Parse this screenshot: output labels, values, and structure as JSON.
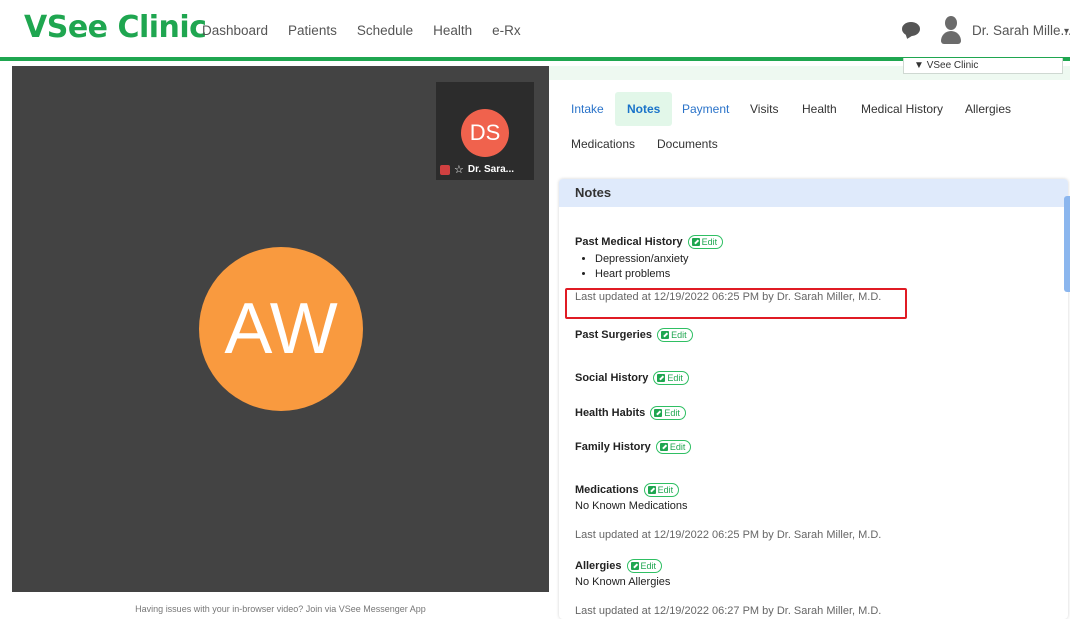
{
  "header": {
    "logo": "VSee Clinic",
    "nav": [
      "Dashboard",
      "Patients",
      "Schedule",
      "Health",
      "e-Rx"
    ],
    "user_name": "Dr. Sarah Mille...",
    "icons": {
      "chat": "chat-bubble-icon",
      "avatar": "user-avatar-icon",
      "caret": "chevron-down-icon"
    },
    "accent": "#1fa650"
  },
  "video": {
    "main_initials": "AW",
    "main_color": "#f99a3f",
    "thumb_initials": "DS",
    "thumb_color": "#f0624d",
    "thumb_name": "Dr. Sara...",
    "help_text": "Having issues with your in-browser video? Join via VSee Messenger App"
  },
  "right": {
    "clinic_select": "VSee Clinic",
    "tabs": [
      "Intake",
      "Notes",
      "Payment",
      "Visits",
      "Health",
      "Medical History",
      "Allergies",
      "Medications",
      "Documents"
    ],
    "active_tab": "Notes",
    "card_title": "Notes",
    "edit_label": "Edit",
    "sections": {
      "past_medical": {
        "title": "Past Medical History",
        "items": [
          "Depression/anxiety",
          "Heart problems"
        ],
        "updated": "Last updated at 12/19/2022 06:25 PM by Dr. Sarah Miller, M.D."
      },
      "past_surgeries": {
        "title": "Past Surgeries"
      },
      "social_history": {
        "title": "Social History"
      },
      "health_habits": {
        "title": "Health Habits"
      },
      "family_history": {
        "title": "Family History"
      },
      "medications": {
        "title": "Medications",
        "value": "No Known Medications",
        "updated": "Last updated at 12/19/2022 06:25 PM by Dr. Sarah Miller, M.D."
      },
      "allergies": {
        "title": "Allergies",
        "value": "No Known Allergies",
        "updated": "Last updated at 12/19/2022 06:27 PM by Dr. Sarah Miller, M.D."
      }
    }
  }
}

---------------

Leaving the pictures out, reproduce the entries above exactly.

Parse this screenshot: output labels, values, and structure as JSON.
{
  "header": {
    "logo": "VSee Clinic",
    "nav": [
      "Dashboard",
      "Patients",
      "Schedule",
      "Health",
      "e-Rx"
    ],
    "user_name": "Dr. Sarah Mille...",
    "icons": {
      "chat": "chat-bubble-icon",
      "avatar": "user-avatar-icon",
      "caret": "chevron-down-icon"
    },
    "accent": "#1fa650"
  },
  "video": {
    "main_initials": "AW",
    "main_color": "#f99a3f",
    "thumb_initials": "DS",
    "thumb_color": "#f0624d",
    "thumb_name": "Dr. Sara...",
    "help_text": "Having issues with your in-browser video? Join via VSee Messenger App"
  },
  "right": {
    "clinic_select": "VSee Clinic",
    "tabs": [
      "Intake",
      "Notes",
      "Payment",
      "Visits",
      "Health",
      "Medical History",
      "Allergies",
      "Medications",
      "Documents"
    ],
    "active_tab": "Notes",
    "card_title": "Notes",
    "edit_label": "Edit",
    "sections": {
      "past_medical": {
        "title": "Past Medical History",
        "items": [
          "Depression/anxiety",
          "Heart problems"
        ],
        "updated": "Last updated at 12/19/2022 06:25 PM by Dr. Sarah Miller, M.D."
      },
      "past_surgeries": {
        "title": "Past Surgeries"
      },
      "social_history": {
        "title": "Social History"
      },
      "health_habits": {
        "title": "Health Habits"
      },
      "family_history": {
        "title": "Family History"
      },
      "medications": {
        "title": "Medications",
        "value": "No Known Medications",
        "updated": "Last updated at 12/19/2022 06:25 PM by Dr. Sarah Miller, M.D."
      },
      "allergies": {
        "title": "Allergies",
        "value": "No Known Allergies",
        "updated": "Last updated at 12/19/2022 06:27 PM by Dr. Sarah Miller, M.D."
      }
    }
  }
}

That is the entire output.